## Given instruction
In the entries below, how many lines hold the string "structured"? Give only the number.
>>>>>
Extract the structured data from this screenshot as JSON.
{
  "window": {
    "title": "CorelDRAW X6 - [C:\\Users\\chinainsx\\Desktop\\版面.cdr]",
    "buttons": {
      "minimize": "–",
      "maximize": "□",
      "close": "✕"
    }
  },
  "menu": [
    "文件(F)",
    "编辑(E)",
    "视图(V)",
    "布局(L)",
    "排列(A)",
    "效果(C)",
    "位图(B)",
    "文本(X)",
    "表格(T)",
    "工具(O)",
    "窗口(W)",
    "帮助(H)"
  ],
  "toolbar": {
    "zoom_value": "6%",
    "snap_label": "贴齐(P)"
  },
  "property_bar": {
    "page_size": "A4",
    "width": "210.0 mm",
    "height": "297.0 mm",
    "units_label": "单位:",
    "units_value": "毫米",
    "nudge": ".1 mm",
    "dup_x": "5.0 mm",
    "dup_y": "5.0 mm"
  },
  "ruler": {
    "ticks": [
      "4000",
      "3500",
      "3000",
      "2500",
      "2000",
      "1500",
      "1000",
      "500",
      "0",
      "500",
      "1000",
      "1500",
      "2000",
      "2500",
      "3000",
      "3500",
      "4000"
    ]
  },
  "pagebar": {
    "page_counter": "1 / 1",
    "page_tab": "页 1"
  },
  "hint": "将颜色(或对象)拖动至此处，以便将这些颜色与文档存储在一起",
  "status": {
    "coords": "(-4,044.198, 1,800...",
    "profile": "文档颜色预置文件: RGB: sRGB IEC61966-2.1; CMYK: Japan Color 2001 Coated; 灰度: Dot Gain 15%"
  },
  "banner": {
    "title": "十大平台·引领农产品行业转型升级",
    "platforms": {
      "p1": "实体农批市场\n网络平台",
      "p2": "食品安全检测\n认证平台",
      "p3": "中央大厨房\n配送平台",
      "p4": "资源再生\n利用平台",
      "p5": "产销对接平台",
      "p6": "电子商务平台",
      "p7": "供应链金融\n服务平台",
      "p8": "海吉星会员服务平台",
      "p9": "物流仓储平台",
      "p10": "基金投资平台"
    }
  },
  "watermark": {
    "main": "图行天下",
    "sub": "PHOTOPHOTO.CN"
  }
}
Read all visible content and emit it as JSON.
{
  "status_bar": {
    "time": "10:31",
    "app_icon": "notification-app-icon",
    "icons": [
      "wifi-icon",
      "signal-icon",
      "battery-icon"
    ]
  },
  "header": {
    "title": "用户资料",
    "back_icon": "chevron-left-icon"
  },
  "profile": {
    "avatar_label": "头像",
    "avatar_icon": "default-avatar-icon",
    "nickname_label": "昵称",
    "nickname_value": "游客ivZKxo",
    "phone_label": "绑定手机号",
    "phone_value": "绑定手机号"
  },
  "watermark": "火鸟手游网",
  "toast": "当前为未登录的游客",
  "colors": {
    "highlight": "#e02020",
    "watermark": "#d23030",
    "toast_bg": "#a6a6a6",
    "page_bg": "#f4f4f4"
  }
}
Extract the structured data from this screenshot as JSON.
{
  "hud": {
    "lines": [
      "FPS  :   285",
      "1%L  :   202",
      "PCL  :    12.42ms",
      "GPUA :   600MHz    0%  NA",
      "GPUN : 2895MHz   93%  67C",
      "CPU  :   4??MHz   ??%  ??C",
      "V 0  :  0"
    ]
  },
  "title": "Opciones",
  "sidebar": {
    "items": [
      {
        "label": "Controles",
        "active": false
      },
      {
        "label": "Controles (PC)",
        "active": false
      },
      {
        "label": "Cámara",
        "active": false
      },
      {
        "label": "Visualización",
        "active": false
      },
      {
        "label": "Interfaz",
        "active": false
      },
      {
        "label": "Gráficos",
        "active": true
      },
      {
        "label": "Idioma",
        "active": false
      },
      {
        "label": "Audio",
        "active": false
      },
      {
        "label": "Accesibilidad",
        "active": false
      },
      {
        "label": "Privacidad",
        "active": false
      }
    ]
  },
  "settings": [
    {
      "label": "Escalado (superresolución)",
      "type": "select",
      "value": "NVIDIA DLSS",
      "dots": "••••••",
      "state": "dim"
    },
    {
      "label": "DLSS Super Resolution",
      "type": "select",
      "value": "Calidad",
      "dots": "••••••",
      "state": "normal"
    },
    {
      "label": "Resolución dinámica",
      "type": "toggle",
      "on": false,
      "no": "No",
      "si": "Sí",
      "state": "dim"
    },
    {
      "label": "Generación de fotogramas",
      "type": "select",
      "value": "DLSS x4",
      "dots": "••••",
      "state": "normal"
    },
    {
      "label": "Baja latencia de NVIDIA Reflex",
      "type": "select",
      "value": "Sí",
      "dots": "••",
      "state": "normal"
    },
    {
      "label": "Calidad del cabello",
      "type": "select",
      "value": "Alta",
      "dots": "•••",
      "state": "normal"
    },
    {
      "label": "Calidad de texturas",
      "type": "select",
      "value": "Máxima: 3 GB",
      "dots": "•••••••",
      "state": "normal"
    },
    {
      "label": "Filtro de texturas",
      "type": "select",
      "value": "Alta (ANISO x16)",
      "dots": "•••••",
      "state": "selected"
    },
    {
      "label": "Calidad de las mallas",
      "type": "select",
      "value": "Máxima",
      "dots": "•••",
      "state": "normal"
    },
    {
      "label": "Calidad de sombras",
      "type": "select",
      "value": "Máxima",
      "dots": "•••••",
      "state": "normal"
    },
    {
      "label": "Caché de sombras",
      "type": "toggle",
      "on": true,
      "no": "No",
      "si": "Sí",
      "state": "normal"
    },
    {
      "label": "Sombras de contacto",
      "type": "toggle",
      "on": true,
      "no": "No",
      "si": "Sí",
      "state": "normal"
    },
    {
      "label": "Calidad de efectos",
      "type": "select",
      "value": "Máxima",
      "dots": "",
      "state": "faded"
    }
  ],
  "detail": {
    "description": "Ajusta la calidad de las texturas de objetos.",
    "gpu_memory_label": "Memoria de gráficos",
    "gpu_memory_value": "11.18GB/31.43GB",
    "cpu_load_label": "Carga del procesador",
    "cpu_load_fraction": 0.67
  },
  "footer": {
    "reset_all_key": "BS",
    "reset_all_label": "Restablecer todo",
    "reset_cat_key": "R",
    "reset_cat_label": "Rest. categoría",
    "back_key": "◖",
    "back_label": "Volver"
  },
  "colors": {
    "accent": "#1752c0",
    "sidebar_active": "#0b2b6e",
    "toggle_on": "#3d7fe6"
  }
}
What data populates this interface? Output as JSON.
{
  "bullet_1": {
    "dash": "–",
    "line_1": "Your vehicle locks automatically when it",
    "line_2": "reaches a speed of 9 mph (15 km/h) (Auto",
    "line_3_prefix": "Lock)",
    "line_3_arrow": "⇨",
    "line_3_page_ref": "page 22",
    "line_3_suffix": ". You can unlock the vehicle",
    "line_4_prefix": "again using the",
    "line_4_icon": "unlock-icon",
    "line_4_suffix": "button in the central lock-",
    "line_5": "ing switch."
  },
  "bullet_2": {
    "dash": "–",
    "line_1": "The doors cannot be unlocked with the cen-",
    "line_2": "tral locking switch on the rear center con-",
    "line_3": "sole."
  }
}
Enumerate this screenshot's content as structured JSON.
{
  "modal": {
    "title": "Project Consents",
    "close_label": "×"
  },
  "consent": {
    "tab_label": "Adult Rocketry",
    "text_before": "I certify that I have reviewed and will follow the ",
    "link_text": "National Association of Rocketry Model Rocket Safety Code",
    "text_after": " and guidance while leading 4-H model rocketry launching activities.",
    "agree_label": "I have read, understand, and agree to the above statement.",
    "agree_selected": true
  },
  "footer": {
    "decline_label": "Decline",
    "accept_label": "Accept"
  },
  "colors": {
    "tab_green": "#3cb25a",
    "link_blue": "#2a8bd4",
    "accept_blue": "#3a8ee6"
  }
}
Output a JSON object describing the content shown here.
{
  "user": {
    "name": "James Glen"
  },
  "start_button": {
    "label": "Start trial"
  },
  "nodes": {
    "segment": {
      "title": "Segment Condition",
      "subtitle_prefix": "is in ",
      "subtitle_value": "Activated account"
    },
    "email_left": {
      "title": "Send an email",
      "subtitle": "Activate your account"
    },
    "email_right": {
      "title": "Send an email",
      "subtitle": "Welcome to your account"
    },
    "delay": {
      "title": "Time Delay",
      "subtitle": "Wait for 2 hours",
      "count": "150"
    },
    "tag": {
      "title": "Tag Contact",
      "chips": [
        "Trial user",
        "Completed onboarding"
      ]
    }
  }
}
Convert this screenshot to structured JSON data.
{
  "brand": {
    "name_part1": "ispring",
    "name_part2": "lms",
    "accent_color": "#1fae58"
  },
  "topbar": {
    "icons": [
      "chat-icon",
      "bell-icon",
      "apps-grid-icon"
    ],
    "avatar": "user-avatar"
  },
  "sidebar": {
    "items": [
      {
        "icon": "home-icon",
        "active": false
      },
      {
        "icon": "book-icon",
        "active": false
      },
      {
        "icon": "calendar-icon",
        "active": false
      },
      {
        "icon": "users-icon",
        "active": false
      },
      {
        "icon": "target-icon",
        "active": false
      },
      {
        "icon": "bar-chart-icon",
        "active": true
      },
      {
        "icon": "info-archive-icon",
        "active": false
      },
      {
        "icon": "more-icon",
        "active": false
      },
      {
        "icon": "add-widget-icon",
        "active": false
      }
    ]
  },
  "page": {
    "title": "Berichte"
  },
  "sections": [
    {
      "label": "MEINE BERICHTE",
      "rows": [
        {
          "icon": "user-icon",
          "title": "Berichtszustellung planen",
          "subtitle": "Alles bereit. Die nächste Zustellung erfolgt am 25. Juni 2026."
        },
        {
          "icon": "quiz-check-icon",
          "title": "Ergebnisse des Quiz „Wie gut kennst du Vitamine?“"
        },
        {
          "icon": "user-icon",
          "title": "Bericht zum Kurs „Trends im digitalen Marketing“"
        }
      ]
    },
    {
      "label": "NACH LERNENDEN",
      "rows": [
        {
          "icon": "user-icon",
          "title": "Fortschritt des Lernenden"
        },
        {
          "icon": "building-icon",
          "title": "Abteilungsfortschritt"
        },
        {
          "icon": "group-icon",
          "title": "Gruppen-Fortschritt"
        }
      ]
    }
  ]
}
<<<<<
## Solution to this task
4